Find each line with the word "chevron" and copy it.

* start SOURCE RECORDS *

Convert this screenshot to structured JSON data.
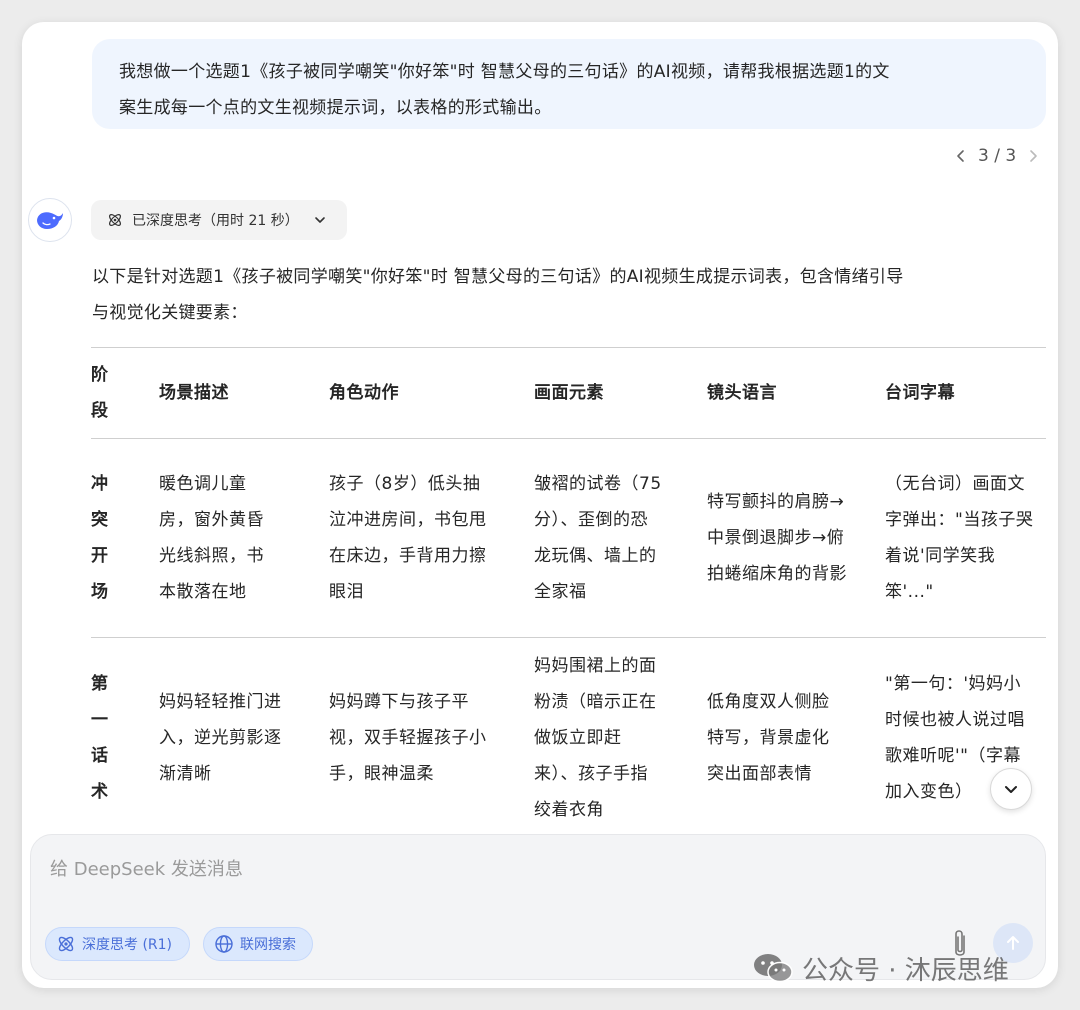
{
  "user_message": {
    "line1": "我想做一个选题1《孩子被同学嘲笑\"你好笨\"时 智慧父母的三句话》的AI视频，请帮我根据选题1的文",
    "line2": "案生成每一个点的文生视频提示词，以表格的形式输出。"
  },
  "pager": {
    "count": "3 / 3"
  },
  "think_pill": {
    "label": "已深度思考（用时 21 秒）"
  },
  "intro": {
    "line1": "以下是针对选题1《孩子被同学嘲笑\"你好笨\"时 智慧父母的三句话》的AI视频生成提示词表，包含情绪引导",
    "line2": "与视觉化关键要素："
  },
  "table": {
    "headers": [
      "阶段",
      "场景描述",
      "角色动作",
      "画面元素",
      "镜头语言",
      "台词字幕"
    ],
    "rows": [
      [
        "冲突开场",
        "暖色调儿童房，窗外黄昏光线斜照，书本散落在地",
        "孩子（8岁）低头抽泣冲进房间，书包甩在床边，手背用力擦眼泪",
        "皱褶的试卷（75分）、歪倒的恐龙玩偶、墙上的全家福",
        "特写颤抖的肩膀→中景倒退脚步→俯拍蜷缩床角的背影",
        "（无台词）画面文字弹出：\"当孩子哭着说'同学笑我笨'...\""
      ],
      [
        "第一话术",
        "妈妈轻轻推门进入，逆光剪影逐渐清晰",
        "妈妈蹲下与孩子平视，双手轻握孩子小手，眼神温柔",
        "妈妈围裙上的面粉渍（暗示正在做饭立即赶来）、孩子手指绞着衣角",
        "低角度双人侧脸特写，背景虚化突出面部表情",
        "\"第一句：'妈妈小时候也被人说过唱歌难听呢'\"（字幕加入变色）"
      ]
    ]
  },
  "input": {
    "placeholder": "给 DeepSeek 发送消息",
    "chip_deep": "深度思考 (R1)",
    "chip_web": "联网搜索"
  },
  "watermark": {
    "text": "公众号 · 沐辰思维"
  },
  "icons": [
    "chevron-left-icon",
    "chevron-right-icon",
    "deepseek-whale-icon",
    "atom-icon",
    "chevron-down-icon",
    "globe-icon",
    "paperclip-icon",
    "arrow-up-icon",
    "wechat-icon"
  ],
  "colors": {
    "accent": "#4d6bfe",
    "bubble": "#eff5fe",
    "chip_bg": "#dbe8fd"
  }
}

* end SOURCE RECORDS *
* start SOURCE RECORDS *

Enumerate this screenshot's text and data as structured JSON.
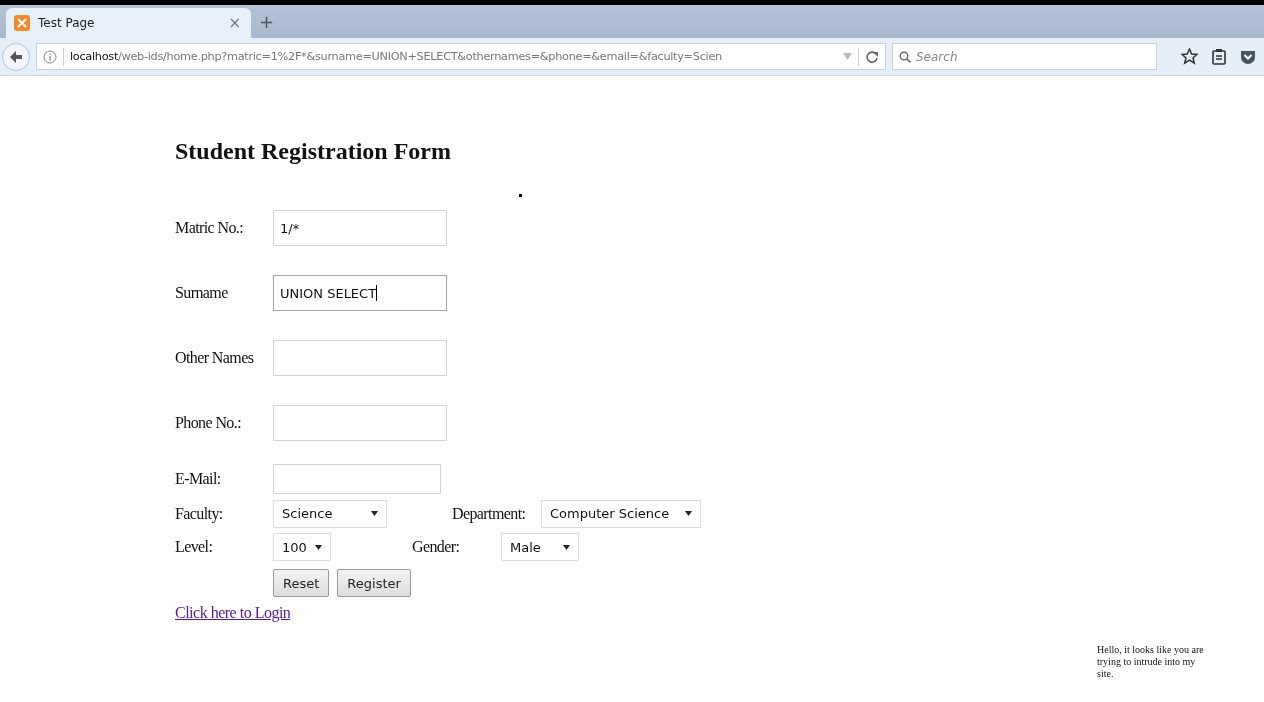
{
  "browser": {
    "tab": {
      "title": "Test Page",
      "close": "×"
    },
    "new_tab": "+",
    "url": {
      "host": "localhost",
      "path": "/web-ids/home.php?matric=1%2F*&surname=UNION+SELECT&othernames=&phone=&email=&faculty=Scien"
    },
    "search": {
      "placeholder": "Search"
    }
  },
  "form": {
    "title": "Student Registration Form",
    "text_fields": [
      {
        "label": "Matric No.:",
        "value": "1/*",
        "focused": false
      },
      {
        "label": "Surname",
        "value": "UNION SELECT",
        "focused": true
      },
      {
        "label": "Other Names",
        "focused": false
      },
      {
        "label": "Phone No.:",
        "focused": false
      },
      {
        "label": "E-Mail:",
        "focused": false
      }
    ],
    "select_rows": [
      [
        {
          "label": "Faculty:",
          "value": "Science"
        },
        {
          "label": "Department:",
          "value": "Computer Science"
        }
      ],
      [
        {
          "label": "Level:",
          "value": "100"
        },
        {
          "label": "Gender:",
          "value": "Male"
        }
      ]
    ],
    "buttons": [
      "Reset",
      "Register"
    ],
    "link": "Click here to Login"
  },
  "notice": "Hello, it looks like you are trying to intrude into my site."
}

* end SOURCE RECORDS *

FULL RESPONSE:
    "chevron-left-icon",
    "chevron-right-icon",
    "chevron-down-icon",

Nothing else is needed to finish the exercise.